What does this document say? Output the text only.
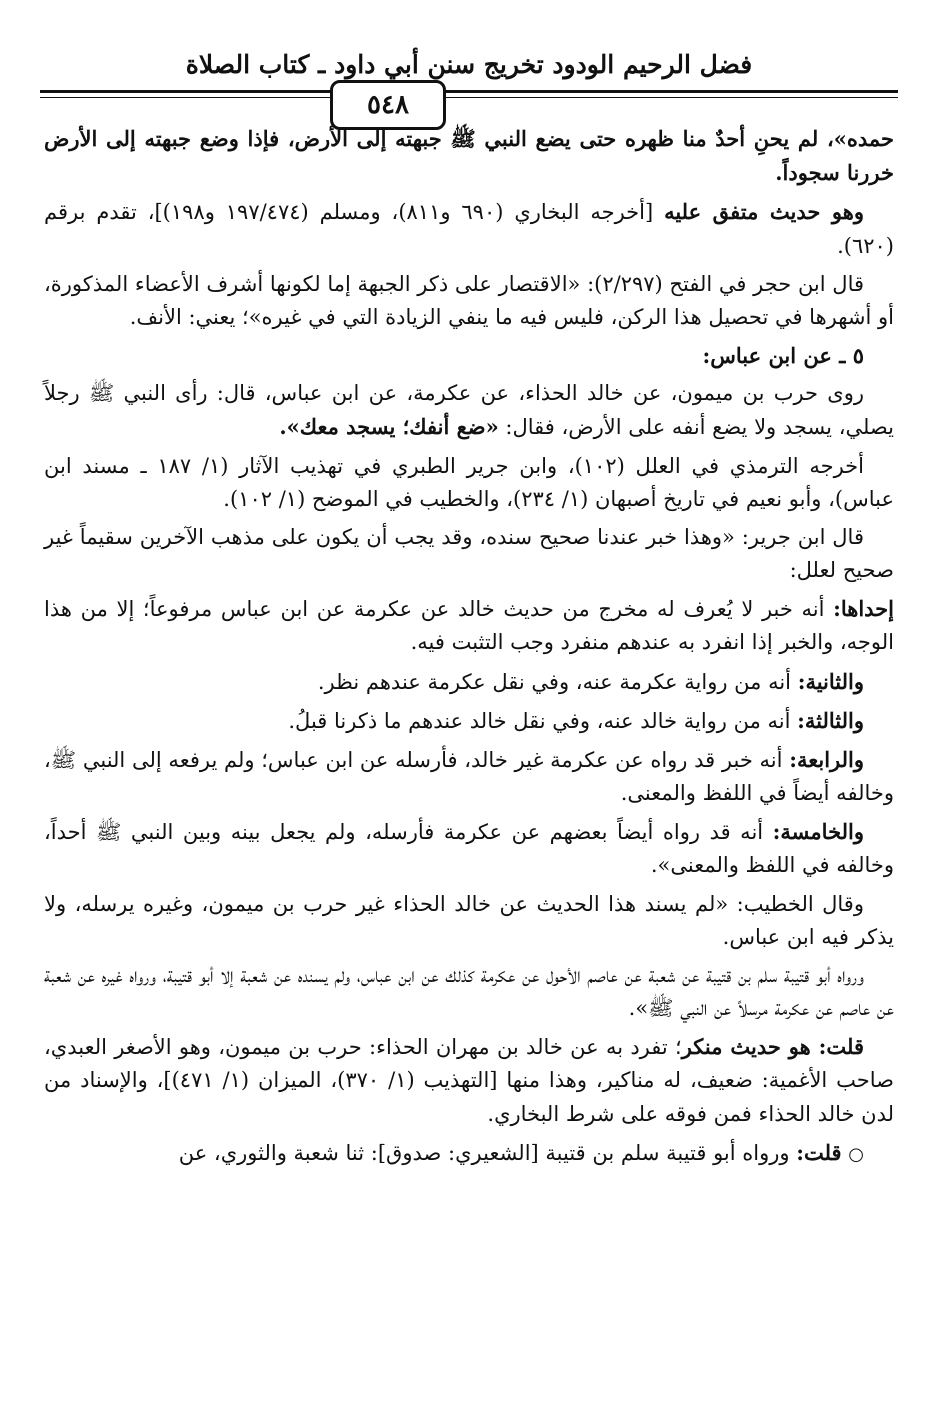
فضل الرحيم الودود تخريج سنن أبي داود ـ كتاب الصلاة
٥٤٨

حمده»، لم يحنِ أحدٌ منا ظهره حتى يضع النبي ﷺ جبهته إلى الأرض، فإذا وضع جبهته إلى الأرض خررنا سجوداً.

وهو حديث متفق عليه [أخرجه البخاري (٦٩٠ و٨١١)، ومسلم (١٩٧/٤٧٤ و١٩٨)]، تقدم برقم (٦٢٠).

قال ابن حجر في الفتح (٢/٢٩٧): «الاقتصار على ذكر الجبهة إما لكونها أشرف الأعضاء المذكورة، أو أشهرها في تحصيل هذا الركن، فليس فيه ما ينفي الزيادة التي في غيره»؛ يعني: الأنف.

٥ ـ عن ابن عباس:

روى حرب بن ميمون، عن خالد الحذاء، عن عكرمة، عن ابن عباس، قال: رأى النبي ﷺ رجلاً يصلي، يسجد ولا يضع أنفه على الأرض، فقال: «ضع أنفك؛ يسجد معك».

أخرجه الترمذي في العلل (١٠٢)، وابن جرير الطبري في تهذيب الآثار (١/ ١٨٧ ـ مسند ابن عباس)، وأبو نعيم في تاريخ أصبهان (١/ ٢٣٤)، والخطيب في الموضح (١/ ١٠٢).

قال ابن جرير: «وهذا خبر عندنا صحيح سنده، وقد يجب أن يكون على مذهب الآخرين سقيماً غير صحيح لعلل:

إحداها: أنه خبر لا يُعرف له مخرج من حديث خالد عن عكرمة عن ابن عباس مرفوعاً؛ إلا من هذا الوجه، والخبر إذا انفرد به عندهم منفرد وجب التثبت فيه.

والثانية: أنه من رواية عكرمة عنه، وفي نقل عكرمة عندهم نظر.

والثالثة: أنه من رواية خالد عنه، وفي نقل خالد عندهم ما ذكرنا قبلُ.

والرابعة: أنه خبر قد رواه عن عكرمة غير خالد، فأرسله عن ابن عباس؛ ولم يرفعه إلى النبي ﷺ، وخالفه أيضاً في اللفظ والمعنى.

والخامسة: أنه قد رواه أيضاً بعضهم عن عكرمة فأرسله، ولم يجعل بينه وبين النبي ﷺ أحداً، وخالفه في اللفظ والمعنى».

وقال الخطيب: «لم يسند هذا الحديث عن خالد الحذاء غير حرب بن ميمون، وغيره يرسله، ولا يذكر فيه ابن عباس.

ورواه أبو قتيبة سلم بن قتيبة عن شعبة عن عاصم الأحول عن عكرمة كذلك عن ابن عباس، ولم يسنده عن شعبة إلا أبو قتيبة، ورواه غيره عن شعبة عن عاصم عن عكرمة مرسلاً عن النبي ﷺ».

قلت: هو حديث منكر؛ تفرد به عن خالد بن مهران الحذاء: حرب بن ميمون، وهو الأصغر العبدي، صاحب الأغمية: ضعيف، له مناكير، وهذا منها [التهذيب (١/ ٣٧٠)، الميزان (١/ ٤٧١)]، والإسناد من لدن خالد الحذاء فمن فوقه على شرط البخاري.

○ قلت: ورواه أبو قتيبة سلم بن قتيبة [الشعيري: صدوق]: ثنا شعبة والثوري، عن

* * *

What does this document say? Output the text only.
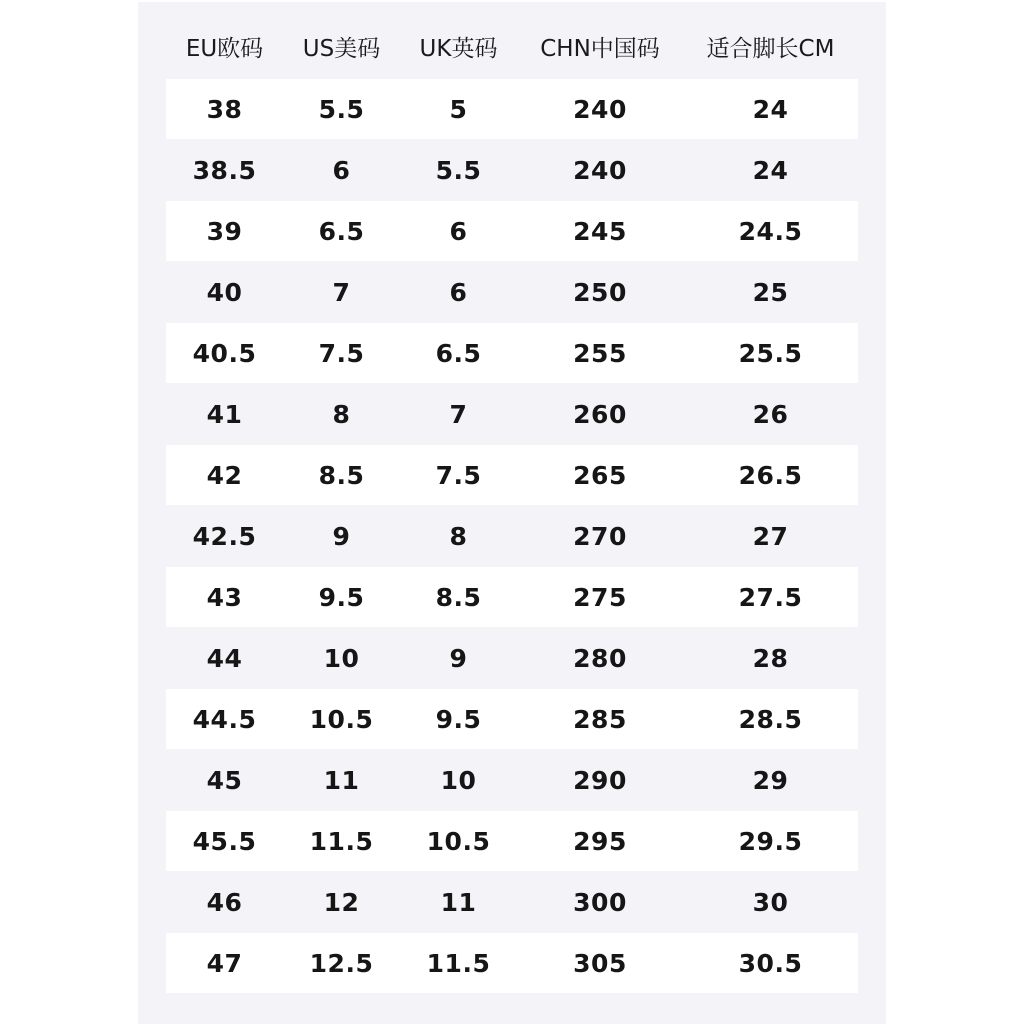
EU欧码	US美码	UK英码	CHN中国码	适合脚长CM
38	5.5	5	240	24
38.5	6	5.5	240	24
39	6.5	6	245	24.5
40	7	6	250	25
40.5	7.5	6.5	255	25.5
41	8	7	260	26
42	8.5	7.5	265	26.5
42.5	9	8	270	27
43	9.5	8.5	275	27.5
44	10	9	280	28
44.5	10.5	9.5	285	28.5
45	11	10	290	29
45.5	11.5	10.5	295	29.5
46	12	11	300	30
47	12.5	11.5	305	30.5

## GOAL OF THE EXERCISE
Show, from the material above, each line that includes the string "الأرض".

## WRITTEN SOLUTION
حمده»، لم يحنِ أحدٌ منا ظهره حتى يضع النبي ﷺ جبهته إلى الأرض، فإذا وضع جبهته إلى الأرض خررنا سجوداً.
روى حرب بن ميمون، عن خالد الحذاء، عن عكرمة، عن ابن عباس، قال: رأى النبي ﷺ رجلاً يصلي، يسجد ولا يضع أنفه على الأرض، فقال: «ضع أنفك؛ يسجد معك».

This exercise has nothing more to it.